THE REQUEST —
Gather the lines below that include the string "this", copying each in full.

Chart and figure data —
--

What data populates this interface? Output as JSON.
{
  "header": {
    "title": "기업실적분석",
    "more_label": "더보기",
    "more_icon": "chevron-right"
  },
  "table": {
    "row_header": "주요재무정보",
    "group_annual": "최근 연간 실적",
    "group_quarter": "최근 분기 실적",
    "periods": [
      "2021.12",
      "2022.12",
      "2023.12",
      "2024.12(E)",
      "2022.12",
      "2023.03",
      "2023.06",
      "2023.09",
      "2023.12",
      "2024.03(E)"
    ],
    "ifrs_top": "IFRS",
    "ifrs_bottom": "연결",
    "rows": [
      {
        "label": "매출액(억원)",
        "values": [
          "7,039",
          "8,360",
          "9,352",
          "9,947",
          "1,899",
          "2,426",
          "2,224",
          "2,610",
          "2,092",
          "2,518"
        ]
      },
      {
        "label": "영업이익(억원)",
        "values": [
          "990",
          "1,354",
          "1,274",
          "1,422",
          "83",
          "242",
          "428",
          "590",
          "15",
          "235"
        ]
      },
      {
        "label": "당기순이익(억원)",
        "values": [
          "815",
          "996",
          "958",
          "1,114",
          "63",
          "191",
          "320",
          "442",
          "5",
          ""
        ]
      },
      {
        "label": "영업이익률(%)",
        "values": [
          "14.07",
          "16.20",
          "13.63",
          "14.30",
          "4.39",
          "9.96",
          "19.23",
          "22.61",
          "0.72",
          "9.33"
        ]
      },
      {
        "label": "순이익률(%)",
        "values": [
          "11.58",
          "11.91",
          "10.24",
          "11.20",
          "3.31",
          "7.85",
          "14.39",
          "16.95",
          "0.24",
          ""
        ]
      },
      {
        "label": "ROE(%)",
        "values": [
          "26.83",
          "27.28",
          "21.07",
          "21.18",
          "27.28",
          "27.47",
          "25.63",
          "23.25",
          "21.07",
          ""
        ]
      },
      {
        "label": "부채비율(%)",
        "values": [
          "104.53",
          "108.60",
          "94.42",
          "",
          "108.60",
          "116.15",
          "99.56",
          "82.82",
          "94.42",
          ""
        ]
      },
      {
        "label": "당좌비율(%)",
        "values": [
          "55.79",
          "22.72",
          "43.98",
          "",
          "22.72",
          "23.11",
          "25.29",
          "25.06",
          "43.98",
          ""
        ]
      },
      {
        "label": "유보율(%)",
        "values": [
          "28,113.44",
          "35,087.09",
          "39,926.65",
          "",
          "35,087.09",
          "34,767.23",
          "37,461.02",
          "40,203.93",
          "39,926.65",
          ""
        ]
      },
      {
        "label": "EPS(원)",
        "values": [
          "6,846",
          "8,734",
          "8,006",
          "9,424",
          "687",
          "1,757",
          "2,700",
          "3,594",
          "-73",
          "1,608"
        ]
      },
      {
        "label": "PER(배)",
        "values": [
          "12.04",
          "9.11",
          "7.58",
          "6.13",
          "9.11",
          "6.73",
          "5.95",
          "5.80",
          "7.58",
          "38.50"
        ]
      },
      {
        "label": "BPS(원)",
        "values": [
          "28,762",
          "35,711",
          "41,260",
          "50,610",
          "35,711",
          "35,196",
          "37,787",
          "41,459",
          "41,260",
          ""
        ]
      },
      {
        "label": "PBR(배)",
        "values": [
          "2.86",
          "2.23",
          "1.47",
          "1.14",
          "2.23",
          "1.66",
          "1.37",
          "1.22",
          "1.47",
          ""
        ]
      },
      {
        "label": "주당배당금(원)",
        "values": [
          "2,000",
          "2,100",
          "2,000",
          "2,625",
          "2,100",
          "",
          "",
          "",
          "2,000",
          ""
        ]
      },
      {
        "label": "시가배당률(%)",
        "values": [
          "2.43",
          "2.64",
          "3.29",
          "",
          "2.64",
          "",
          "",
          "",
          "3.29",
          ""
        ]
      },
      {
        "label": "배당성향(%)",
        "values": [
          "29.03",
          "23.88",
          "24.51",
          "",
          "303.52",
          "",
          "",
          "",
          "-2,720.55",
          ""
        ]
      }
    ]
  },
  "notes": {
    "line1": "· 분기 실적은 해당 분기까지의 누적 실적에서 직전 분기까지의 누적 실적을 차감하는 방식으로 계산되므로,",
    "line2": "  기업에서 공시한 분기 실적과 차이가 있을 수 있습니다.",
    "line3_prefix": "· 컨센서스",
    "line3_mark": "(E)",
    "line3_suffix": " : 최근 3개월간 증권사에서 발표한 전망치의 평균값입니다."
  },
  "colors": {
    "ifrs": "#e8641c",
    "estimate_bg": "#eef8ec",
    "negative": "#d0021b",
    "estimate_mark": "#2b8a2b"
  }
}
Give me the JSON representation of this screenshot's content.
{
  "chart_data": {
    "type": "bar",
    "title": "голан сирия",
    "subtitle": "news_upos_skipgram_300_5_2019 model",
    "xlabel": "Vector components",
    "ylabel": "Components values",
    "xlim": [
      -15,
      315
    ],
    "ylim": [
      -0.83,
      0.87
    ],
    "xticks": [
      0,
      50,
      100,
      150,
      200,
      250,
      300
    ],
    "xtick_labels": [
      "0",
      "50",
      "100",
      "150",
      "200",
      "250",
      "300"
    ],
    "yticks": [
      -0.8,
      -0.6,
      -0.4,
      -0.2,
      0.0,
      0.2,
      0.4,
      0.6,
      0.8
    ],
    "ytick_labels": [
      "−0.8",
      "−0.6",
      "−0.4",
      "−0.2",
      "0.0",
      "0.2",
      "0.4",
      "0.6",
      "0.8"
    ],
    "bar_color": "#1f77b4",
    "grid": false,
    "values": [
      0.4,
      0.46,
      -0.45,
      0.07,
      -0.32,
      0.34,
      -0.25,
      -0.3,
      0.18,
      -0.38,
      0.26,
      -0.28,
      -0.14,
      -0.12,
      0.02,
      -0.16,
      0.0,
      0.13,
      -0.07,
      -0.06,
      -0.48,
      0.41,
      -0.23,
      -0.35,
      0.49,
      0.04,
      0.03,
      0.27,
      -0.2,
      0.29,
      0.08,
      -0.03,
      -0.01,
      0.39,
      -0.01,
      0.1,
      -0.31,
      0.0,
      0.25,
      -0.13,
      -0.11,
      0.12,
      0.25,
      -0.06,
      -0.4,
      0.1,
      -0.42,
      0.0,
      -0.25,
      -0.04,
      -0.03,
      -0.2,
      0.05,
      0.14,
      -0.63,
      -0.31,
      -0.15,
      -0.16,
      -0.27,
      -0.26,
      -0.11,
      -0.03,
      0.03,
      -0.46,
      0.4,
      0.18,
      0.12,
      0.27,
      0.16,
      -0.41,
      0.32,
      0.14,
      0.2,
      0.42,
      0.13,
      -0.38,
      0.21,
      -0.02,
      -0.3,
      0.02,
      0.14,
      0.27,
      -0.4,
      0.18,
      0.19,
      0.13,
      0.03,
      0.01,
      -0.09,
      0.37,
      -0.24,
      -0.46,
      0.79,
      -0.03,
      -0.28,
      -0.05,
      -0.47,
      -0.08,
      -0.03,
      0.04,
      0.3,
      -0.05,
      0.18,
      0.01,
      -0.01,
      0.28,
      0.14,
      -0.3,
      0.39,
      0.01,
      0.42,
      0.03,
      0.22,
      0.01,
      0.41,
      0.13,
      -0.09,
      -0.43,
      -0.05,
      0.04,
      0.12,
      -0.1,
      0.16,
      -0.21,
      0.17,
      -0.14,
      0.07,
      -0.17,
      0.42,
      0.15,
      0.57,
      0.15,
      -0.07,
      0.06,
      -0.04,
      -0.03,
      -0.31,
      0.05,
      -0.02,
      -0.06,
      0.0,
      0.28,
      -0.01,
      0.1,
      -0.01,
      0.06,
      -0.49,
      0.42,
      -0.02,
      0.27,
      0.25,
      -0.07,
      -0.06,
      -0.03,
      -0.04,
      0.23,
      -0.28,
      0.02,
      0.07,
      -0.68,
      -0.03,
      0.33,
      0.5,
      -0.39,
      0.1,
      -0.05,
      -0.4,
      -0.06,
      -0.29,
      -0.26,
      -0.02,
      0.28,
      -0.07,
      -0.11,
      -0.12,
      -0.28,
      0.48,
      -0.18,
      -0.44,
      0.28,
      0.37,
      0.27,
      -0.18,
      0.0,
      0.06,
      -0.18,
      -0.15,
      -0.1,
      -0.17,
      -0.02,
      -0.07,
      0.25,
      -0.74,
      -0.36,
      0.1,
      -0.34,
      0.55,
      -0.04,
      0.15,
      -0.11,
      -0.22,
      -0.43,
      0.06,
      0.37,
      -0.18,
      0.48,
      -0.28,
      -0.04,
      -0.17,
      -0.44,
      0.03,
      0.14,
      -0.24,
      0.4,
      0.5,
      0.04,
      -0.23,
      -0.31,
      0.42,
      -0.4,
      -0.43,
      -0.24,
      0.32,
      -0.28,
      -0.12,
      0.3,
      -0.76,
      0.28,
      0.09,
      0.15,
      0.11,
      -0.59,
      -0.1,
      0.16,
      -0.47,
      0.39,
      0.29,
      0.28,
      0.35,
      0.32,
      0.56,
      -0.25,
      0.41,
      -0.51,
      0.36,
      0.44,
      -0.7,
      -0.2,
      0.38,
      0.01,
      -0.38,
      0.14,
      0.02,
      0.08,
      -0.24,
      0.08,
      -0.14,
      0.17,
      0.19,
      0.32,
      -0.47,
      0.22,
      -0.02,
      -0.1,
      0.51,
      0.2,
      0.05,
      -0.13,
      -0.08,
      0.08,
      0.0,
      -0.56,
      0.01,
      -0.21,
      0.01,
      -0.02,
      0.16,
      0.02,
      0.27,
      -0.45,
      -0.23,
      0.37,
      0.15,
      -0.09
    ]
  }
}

--

RESULT —
What data populates this interface? Output as JSON.
Give me the JSON representation of this screenshot's content.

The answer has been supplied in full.